- [The exercise]: Drop every picture, then transcribe the remaining data exactly.

- [Dataset content]:

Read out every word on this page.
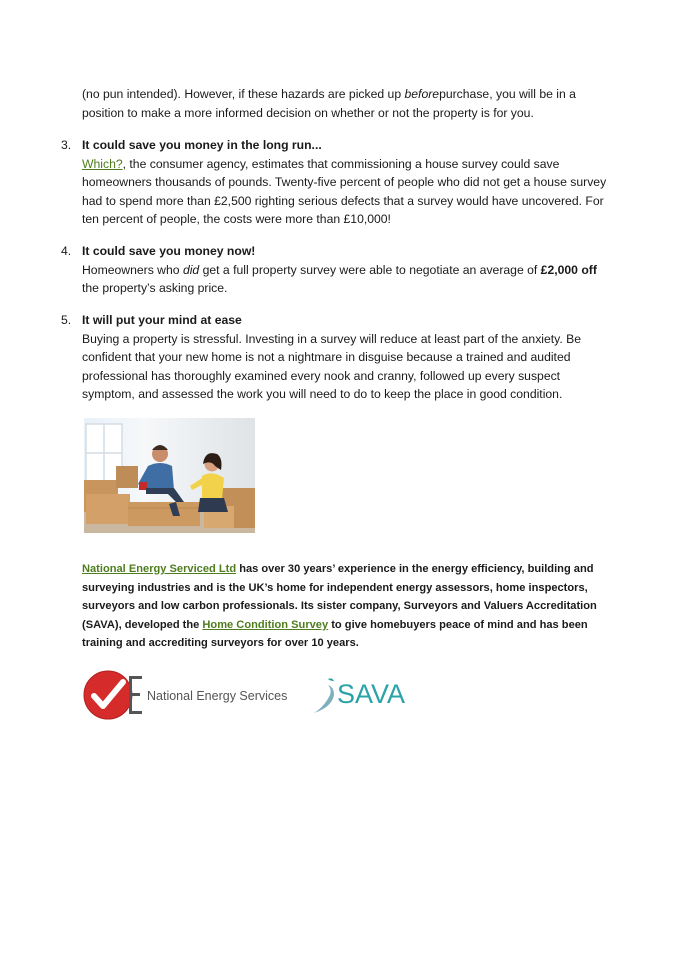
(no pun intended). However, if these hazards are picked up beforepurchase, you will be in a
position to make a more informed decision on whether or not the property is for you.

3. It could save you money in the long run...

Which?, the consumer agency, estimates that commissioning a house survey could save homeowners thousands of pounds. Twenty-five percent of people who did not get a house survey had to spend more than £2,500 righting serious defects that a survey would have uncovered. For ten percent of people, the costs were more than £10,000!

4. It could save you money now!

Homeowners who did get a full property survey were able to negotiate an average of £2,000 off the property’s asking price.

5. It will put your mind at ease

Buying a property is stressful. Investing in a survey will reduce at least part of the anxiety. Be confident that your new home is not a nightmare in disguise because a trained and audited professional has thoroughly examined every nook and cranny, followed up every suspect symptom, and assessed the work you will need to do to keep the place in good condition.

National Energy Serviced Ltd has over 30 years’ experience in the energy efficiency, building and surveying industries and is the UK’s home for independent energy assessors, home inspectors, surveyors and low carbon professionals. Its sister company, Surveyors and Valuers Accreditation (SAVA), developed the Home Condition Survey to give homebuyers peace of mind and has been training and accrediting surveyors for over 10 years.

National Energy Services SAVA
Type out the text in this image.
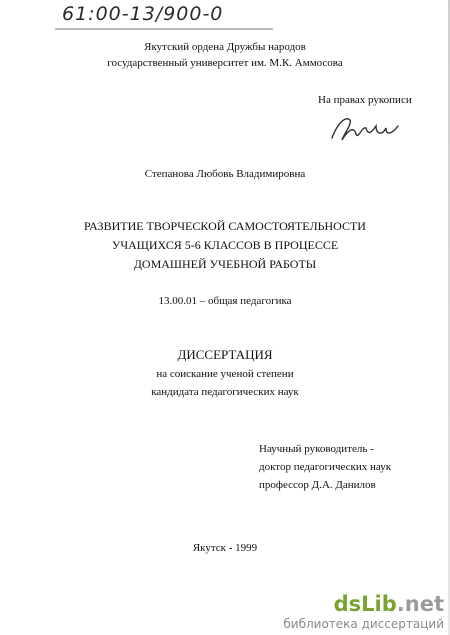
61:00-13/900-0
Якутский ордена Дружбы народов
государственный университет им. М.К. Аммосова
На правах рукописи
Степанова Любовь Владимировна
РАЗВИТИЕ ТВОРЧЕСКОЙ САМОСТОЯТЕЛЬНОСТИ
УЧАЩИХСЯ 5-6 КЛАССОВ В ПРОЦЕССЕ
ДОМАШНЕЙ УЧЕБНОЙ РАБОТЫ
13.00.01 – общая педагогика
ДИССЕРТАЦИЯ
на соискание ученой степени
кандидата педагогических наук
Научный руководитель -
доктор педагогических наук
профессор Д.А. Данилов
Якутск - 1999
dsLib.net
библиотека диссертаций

- [Exercise result]:
Read out every word on this page.
(no pun intended). However, if these hazards are picked up beforepurchase, you will be in a
position to make a more informed decision on whether or not the property is for you.

3. It could save you money in the long run...

Which?, the consumer agency, estimates that commissioning a house survey could save homeowners thousands of pounds. Twenty-five percent of people who did not get a house survey had to spend more than £2,500 righting serious defects that a survey would have uncovered. For ten percent of people, the costs were more than £10,000!

4. It could save you money now!

Homeowners who did get a full property survey were able to negotiate an average of £2,000 off the property’s asking price.

5. It will put your mind at ease

Buying a property is stressful. Investing in a survey will reduce at least part of the anxiety. Be confident that your new home is not a nightmare in disguise because a trained and audited professional has thoroughly examined every nook and cranny, followed up every suspect symptom, and assessed the work you will need to do to keep the place in good condition.

National Energy Serviced Ltd has over 30 years’ experience in the energy efficiency, building and surveying industries and is the UK’s home for independent energy assessors, home inspectors, surveyors and low carbon professionals. Its sister company, Surveyors and Valuers Accreditation (SAVA), developed the Home Condition Survey to give homebuyers peace of mind and has been training and accrediting surveyors for over 10 years.

National Energy Services SAVA
Type out the text in this image.
61:00-13/900-0
Якутский ордена Дружбы народов
государственный университет им. М.К. Аммосова
На правах рукописи
Степанова Любовь Владимировна
РАЗВИТИЕ ТВОРЧЕСКОЙ САМОСТОЯТЕЛЬНОСТИ
УЧАЩИХСЯ 5-6 КЛАССОВ В ПРОЦЕССЕ
ДОМАШНЕЙ УЧЕБНОЙ РАБОТЫ
13.00.01 – общая педагогика
ДИССЕРТАЦИЯ
на соискание ученой степени
кандидата педагогических наук
Научный руководитель -
доктор педагогических наук
профессор Д.А. Данилов
Якутск - 1999
dsLib.net
библиотека диссертаций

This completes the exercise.